◆ **GIVEN REQUEST**:
Write out each entry, exactly the way it appears.

——————————

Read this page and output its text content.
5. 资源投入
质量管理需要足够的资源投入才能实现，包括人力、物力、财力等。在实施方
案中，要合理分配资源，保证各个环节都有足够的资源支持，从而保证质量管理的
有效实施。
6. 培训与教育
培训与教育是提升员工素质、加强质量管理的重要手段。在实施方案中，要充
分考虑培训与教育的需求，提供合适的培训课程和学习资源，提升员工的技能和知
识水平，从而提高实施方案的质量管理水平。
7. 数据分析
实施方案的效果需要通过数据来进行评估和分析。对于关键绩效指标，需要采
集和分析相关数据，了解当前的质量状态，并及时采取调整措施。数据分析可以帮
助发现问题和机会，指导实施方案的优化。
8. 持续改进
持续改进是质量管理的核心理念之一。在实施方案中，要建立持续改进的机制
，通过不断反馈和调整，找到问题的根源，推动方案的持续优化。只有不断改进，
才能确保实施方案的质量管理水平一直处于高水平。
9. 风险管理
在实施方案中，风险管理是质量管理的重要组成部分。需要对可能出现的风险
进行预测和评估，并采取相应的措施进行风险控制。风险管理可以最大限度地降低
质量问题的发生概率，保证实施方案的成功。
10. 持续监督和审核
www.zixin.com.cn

——————————

◆ **SOLUTION TO THE PROBLEM**:
Read this page and output its text content.
5. 资源投入
质量管理需要足够的资源投入才能实现，包括人力、物力、财力等。在实施方
案中，要合理分配资源，保证各个环节都有足够的资源支持，从而保证质量管理的
有效实施。
6. 培训与教育
培训与教育是提升员工素质、加强质量管理的重要手段。在实施方案中，要充
分考虑培训与教育的需求，提供合适的培训课程和学习资源，提升员工的技能和知
识水平，从而提高实施方案的质量管理水平。
7. 数据分析
实施方案的效果需要通过数据来进行评估和分析。对于关键绩效指标，需要采
集和分析相关数据，了解当前的质量状态，并及时采取调整措施。数据分析可以帮
助发现问题和机会，指导实施方案的优化。
8. 持续改进
持续改进是质量管理的核心理念之一。在实施方案中，要建立持续改进的机制
，通过不断反馈和调整，找到问题的根源，推动方案的持续优化。只有不断改进，
才能确保实施方案的质量管理水平一直处于高水平。
9. 风险管理
在实施方案中，风险管理是质量管理的重要组成部分。需要对可能出现的风险
进行预测和评估，并采取相应的措施进行风险控制。风险管理可以最大限度地降低
质量问题的发生概率，保证实施方案的成功。
10. 持续监督和审核
www.zixin.com.cn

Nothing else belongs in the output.